● **Directions for this task**
All of the entries need to be written out again, exactly as they are.

START Data extract

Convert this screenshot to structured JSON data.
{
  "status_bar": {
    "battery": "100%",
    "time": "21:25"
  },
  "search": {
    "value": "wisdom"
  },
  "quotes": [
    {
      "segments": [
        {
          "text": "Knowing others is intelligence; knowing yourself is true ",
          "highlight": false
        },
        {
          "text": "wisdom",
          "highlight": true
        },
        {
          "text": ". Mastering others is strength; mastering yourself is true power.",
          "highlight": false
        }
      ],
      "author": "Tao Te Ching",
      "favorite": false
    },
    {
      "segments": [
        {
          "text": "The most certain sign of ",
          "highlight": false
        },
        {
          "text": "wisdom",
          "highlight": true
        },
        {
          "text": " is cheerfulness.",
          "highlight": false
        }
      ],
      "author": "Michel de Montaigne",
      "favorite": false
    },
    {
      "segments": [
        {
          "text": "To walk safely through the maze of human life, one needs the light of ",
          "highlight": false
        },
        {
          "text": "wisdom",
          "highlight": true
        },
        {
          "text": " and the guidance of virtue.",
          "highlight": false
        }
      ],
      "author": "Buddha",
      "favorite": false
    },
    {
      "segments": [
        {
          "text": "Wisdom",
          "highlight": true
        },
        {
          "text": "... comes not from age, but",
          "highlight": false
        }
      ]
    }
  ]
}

END Data extract

● **Task solution**
Convert this screenshot to structured JSON data.
{
  "status_bar": {
    "battery": "100%",
    "time": "21:25"
  },
  "search": {
    "value": "wisdom"
  },
  "quotes": [
    {
      "segments": [
        {
          "text": "Knowing others is intelligence; knowing yourself is true ",
          "highlight": false
        },
        {
          "text": "wisdom",
          "highlight": true
        },
        {
          "text": ". Mastering others is strength; mastering yourself is true power.",
          "highlight": false
        }
      ],
      "author": "Tao Te Ching",
      "favorite": false
    },
    {
      "segments": [
        {
          "text": "The most certain sign of ",
          "highlight": false
        },
        {
          "text": "wisdom",
          "highlight": true
        },
        {
          "text": " is cheerfulness.",
          "highlight": false
        }
      ],
      "author": "Michel de Montaigne",
      "favorite": false
    },
    {
      "segments": [
        {
          "text": "To walk safely through the maze of human life, one needs the light of ",
          "highlight": false
        },
        {
          "text": "wisdom",
          "highlight": true
        },
        {
          "text": " and the guidance of virtue.",
          "highlight": false
        }
      ],
      "author": "Buddha",
      "favorite": false
    },
    {
      "segments": [
        {
          "text": "Wisdom",
          "highlight": true
        },
        {
          "text": "... comes not from age, but",
          "highlight": false
        }
      ]
    }
  ]
}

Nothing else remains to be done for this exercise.